## [Work required]
Keep only the lines that hold the string "means", filtering out the rest of the entries below.

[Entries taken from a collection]
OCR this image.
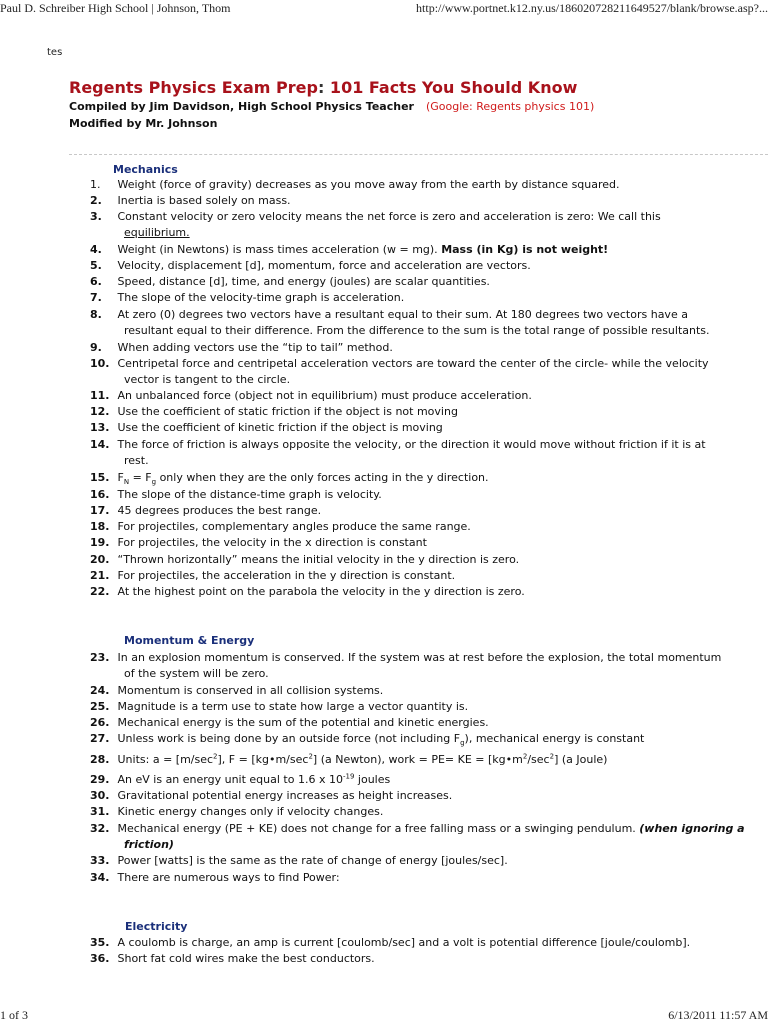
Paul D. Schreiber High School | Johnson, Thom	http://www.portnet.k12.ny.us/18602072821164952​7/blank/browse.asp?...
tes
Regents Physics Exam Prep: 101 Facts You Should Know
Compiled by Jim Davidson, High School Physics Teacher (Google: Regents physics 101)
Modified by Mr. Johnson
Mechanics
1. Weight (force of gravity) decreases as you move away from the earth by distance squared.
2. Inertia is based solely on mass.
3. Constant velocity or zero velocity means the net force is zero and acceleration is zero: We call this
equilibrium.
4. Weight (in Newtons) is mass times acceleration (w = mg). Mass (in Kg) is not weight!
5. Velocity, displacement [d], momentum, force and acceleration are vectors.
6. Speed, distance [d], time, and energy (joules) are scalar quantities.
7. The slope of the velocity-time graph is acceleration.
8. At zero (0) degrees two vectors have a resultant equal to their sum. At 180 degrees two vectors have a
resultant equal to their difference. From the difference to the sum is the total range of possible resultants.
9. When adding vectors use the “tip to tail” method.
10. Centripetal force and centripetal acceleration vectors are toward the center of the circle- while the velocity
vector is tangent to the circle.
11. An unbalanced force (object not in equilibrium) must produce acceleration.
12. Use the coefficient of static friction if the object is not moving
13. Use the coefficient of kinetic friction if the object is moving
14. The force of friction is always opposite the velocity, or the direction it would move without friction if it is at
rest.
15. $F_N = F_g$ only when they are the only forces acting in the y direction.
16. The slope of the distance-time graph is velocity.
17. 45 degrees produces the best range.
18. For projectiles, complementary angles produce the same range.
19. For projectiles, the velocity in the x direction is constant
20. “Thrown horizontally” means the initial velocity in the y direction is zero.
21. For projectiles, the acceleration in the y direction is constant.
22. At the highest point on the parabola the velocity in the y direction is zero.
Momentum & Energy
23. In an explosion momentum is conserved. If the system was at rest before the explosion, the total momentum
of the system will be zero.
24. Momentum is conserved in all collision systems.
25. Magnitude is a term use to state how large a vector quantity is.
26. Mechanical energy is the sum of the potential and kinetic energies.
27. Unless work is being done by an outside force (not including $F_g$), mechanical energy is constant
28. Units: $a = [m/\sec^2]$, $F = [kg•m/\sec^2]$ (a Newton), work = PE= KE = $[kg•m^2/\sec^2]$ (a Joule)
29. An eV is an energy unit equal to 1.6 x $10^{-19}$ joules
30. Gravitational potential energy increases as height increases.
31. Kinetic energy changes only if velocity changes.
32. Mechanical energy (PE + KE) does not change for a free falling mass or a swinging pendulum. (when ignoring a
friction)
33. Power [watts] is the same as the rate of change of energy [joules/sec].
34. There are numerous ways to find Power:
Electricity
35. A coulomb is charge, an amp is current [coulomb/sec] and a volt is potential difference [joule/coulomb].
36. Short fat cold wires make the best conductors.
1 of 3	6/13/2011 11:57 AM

...

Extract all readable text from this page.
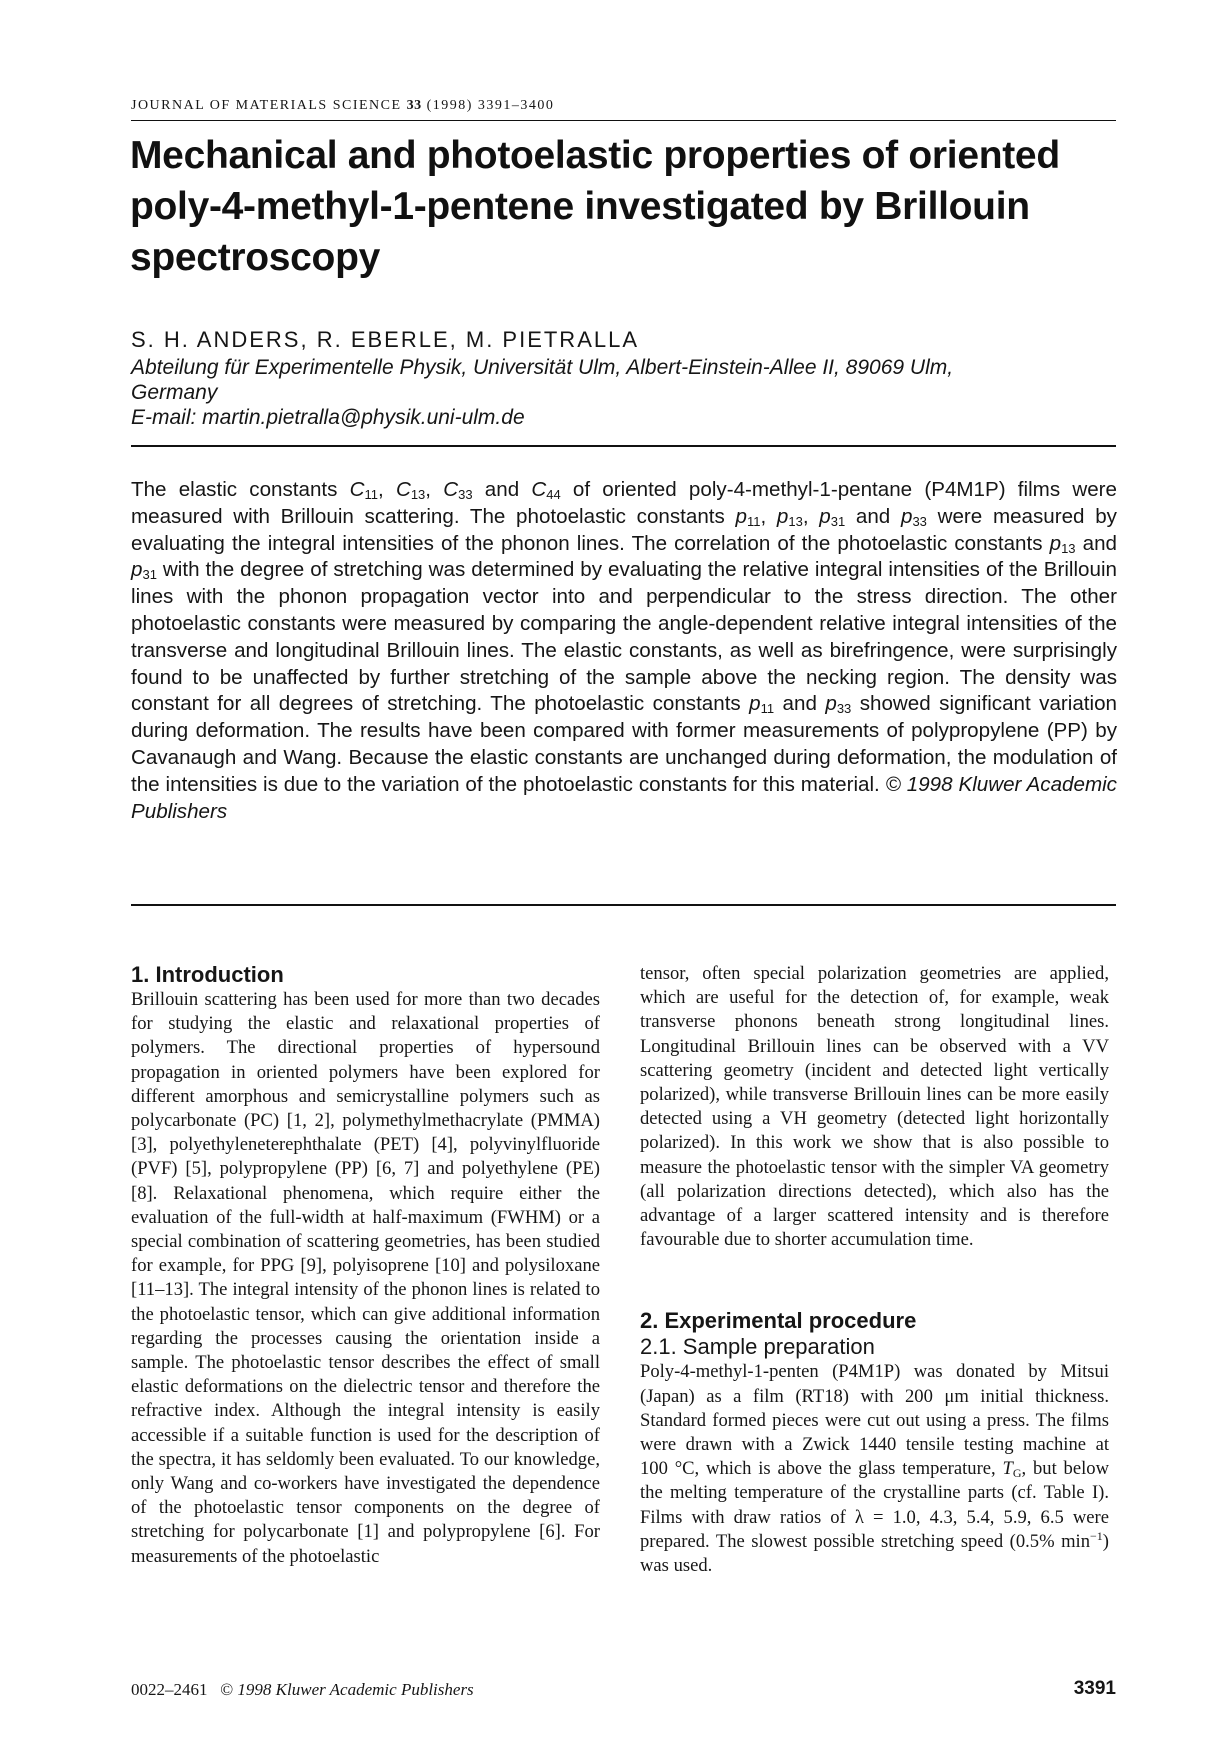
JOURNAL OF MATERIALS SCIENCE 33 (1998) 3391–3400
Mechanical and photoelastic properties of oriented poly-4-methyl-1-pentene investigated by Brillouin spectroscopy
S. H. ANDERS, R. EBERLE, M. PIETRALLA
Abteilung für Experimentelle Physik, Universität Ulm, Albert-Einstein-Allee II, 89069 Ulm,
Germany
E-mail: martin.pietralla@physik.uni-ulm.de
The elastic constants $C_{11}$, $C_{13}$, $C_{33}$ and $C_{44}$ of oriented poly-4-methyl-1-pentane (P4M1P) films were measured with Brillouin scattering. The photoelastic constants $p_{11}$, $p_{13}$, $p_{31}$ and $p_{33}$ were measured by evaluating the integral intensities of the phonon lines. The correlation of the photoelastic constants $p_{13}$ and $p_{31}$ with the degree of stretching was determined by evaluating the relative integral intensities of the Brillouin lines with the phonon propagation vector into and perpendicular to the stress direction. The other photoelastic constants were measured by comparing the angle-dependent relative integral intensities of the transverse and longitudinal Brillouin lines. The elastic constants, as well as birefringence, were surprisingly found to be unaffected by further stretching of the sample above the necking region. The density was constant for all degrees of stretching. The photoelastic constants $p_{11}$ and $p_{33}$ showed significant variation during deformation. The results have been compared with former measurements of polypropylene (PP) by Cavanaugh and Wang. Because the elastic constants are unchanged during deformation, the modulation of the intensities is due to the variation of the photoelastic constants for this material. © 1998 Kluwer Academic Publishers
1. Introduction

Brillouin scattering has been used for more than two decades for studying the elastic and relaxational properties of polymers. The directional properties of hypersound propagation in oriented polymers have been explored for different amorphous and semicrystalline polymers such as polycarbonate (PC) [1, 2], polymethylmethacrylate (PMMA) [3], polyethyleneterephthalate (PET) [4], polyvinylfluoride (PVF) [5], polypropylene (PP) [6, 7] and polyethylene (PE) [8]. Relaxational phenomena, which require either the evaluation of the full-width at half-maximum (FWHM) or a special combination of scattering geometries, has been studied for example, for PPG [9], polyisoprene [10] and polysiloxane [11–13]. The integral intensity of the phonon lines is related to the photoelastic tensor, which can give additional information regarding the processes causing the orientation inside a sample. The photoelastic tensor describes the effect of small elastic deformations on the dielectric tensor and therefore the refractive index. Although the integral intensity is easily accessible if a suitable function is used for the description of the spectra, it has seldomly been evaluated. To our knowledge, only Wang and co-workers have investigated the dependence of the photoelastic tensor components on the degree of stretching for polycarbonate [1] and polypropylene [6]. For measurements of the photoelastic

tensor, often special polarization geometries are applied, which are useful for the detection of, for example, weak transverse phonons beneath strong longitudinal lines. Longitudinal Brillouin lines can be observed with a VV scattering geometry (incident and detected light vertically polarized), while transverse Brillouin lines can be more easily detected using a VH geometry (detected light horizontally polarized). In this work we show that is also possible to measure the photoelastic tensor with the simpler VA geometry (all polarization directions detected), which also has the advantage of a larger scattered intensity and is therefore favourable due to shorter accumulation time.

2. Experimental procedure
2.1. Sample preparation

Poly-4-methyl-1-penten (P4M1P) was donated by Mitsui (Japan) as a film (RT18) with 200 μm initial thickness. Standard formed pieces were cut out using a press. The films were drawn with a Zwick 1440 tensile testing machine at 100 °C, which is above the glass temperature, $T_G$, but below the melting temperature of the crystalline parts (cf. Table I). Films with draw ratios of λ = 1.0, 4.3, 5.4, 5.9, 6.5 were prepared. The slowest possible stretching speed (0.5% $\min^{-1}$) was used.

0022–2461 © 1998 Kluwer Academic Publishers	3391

--

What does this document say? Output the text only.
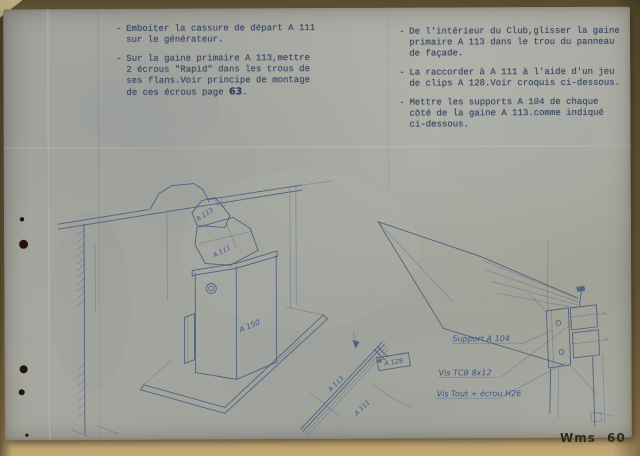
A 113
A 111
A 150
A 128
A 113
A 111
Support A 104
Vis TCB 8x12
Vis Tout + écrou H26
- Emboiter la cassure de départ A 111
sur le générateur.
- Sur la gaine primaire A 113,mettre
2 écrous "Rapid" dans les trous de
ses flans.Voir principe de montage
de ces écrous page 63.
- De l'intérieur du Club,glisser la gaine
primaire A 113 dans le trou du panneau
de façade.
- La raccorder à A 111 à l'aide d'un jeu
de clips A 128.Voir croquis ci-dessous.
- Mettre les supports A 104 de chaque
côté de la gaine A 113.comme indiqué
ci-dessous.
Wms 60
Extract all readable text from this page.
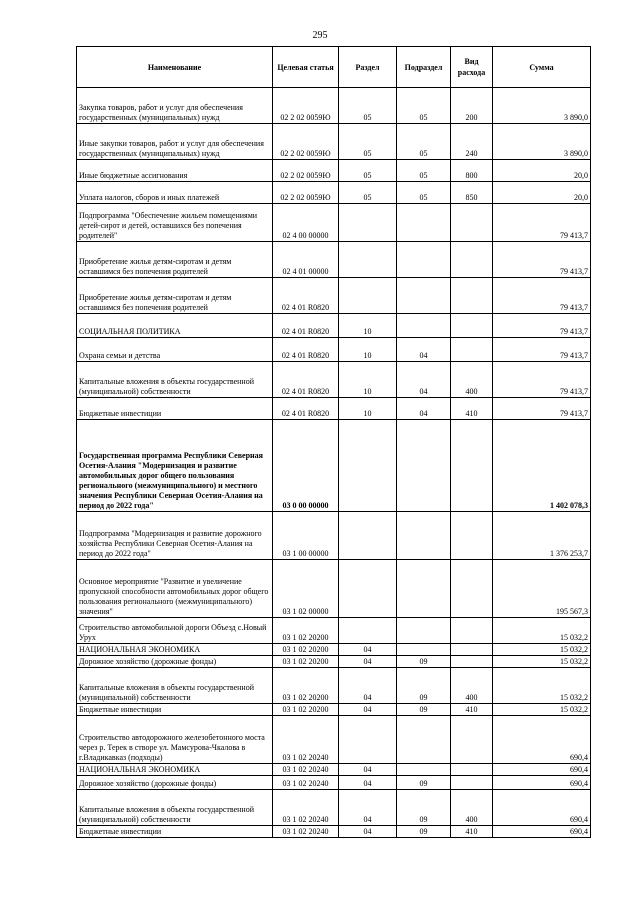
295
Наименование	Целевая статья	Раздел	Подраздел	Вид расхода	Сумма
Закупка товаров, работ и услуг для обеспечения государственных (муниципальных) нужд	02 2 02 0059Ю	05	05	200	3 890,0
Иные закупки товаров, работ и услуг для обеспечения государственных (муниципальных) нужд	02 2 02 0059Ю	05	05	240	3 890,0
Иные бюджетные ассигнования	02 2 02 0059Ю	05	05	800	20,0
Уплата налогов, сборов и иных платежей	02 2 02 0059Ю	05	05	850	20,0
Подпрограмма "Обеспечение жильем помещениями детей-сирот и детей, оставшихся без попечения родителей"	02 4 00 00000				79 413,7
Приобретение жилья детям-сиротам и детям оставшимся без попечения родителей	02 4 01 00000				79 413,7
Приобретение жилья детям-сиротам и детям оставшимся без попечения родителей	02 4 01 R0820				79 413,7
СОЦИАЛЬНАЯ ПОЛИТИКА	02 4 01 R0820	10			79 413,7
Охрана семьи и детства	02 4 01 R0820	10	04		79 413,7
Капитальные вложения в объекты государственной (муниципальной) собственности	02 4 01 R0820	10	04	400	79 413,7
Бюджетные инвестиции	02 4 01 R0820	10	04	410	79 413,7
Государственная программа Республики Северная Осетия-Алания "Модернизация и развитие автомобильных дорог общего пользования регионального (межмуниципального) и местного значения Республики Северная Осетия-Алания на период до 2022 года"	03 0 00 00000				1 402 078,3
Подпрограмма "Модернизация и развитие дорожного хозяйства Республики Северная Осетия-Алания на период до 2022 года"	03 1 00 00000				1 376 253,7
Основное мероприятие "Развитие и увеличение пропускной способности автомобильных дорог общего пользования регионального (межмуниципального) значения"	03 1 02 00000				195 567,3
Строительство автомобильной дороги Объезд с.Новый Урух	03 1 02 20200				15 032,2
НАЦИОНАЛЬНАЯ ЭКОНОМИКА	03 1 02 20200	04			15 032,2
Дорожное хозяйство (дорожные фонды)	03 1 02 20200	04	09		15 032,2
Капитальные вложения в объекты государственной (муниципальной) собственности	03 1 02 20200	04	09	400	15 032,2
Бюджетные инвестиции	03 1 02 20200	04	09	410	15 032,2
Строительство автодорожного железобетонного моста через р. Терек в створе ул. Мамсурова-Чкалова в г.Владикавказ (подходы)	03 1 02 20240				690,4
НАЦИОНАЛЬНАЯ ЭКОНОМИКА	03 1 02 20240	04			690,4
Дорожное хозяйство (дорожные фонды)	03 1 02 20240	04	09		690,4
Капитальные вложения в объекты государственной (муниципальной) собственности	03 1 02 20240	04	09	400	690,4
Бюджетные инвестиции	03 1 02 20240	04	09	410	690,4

## [Solution]
3. Constant velocity or zero velocity means the net force is zero and acceleration is zero: We call this
20. “Thrown horizontally” means the initial velocity in the y direction is zero.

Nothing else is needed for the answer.